Leave the pictures out, and retype all of the material exactly as written.

-------- Data for this exercise

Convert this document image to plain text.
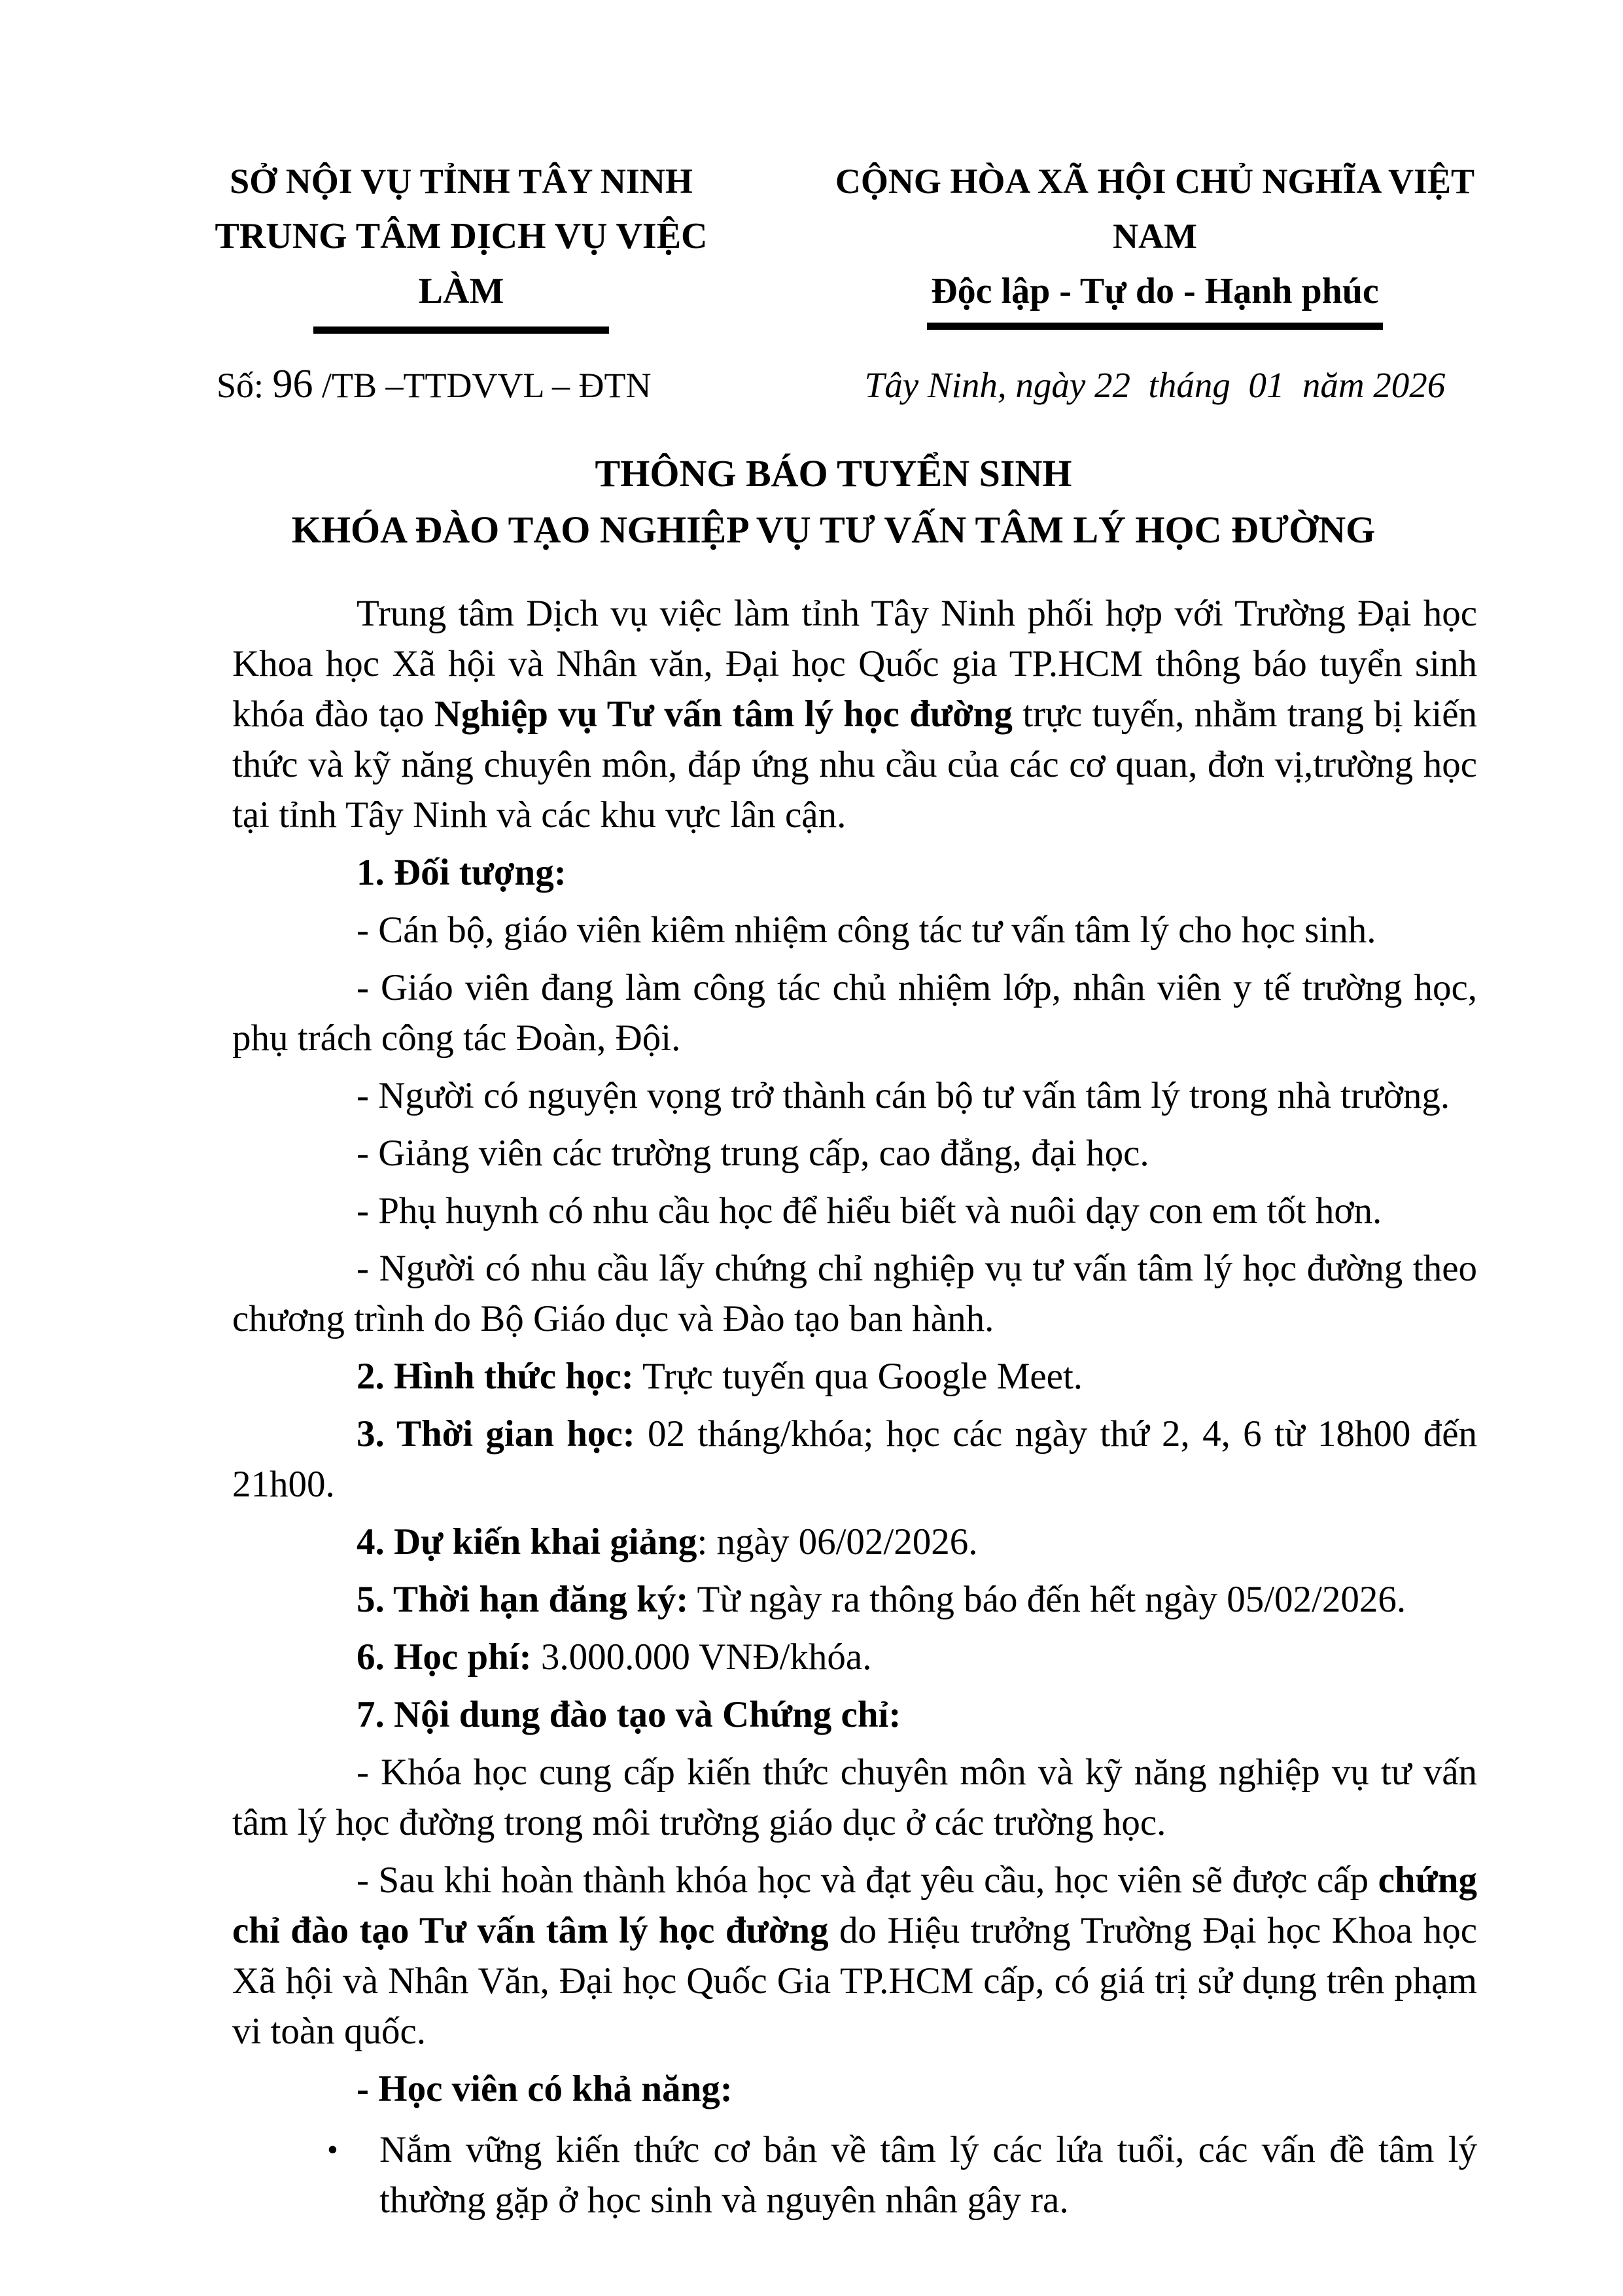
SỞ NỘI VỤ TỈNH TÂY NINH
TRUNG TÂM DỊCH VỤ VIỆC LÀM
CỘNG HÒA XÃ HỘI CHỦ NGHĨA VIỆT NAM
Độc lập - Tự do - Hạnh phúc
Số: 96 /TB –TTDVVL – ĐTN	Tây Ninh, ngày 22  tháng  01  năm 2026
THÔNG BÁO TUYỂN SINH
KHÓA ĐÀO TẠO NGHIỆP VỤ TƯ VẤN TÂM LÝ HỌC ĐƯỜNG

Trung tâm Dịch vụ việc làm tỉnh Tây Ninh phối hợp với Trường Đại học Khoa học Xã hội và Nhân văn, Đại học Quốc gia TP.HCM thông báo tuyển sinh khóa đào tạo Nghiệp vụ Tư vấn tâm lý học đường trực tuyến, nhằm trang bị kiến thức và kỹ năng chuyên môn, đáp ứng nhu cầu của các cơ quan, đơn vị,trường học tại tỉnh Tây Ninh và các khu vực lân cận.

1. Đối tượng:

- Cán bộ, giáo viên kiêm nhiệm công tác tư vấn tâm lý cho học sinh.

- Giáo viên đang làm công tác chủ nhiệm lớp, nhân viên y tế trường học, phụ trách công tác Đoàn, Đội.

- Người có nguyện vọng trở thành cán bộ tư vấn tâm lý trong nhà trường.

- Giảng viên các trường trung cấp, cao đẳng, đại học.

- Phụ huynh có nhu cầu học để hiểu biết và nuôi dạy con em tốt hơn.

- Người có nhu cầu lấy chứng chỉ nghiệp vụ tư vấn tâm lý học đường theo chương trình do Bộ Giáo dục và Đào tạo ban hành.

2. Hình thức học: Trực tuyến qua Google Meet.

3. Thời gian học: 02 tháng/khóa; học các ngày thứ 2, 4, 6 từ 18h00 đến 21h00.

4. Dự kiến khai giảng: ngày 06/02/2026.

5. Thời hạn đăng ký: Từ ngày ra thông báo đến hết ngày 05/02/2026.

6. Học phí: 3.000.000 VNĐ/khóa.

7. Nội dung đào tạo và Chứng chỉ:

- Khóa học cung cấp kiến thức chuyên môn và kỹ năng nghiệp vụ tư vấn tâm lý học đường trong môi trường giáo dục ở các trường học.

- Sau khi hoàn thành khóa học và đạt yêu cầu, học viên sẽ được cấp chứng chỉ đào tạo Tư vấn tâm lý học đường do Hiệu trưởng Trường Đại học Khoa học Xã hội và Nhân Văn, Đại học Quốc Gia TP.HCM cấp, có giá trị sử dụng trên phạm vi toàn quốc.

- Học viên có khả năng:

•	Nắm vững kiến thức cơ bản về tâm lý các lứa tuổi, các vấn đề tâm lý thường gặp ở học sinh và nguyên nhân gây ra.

----------------

_Result below_.
Convert this document image to plain text.
SỞ NỘI VỤ TỈNH TÂY NINH
TRUNG TÂM DỊCH VỤ VIỆC LÀM
CỘNG HÒA XÃ HỘI CHỦ NGHĨA VIỆT NAM
Độc lập - Tự do - Hạnh phúc
Số: 96 /TB –TTDVVL – ĐTN	Tây Ninh, ngày 22  tháng  01  năm 2026
THÔNG BÁO TUYỂN SINH
KHÓA ĐÀO TẠO NGHIỆP VỤ TƯ VẤN TÂM LÝ HỌC ĐƯỜNG

Trung tâm Dịch vụ việc làm tỉnh Tây Ninh phối hợp với Trường Đại học Khoa học Xã hội và Nhân văn, Đại học Quốc gia TP.HCM thông báo tuyển sinh khóa đào tạo Nghiệp vụ Tư vấn tâm lý học đường trực tuyến, nhằm trang bị kiến thức và kỹ năng chuyên môn, đáp ứng nhu cầu của các cơ quan, đơn vị,trường học tại tỉnh Tây Ninh và các khu vực lân cận.

1. Đối tượng:

- Cán bộ, giáo viên kiêm nhiệm công tác tư vấn tâm lý cho học sinh.

- Giáo viên đang làm công tác chủ nhiệm lớp, nhân viên y tế trường học, phụ trách công tác Đoàn, Đội.

- Người có nguyện vọng trở thành cán bộ tư vấn tâm lý trong nhà trường.

- Giảng viên các trường trung cấp, cao đẳng, đại học.

- Phụ huynh có nhu cầu học để hiểu biết và nuôi dạy con em tốt hơn.

- Người có nhu cầu lấy chứng chỉ nghiệp vụ tư vấn tâm lý học đường theo chương trình do Bộ Giáo dục và Đào tạo ban hành.

2. Hình thức học: Trực tuyến qua Google Meet.

3. Thời gian học: 02 tháng/khóa; học các ngày thứ 2, 4, 6 từ 18h00 đến 21h00.

4. Dự kiến khai giảng: ngày 06/02/2026.

5. Thời hạn đăng ký: Từ ngày ra thông báo đến hết ngày 05/02/2026.

6. Học phí: 3.000.000 VNĐ/khóa.

7. Nội dung đào tạo và Chứng chỉ:

- Khóa học cung cấp kiến thức chuyên môn và kỹ năng nghiệp vụ tư vấn tâm lý học đường trong môi trường giáo dục ở các trường học.

- Sau khi hoàn thành khóa học và đạt yêu cầu, học viên sẽ được cấp chứng chỉ đào tạo Tư vấn tâm lý học đường do Hiệu trưởng Trường Đại học Khoa học Xã hội và Nhân Văn, Đại học Quốc Gia TP.HCM cấp, có giá trị sử dụng trên phạm vi toàn quốc.

- Học viên có khả năng:

•	Nắm vững kiến thức cơ bản về tâm lý các lứa tuổi, các vấn đề tâm lý thường gặp ở học sinh và nguyên nhân gây ra.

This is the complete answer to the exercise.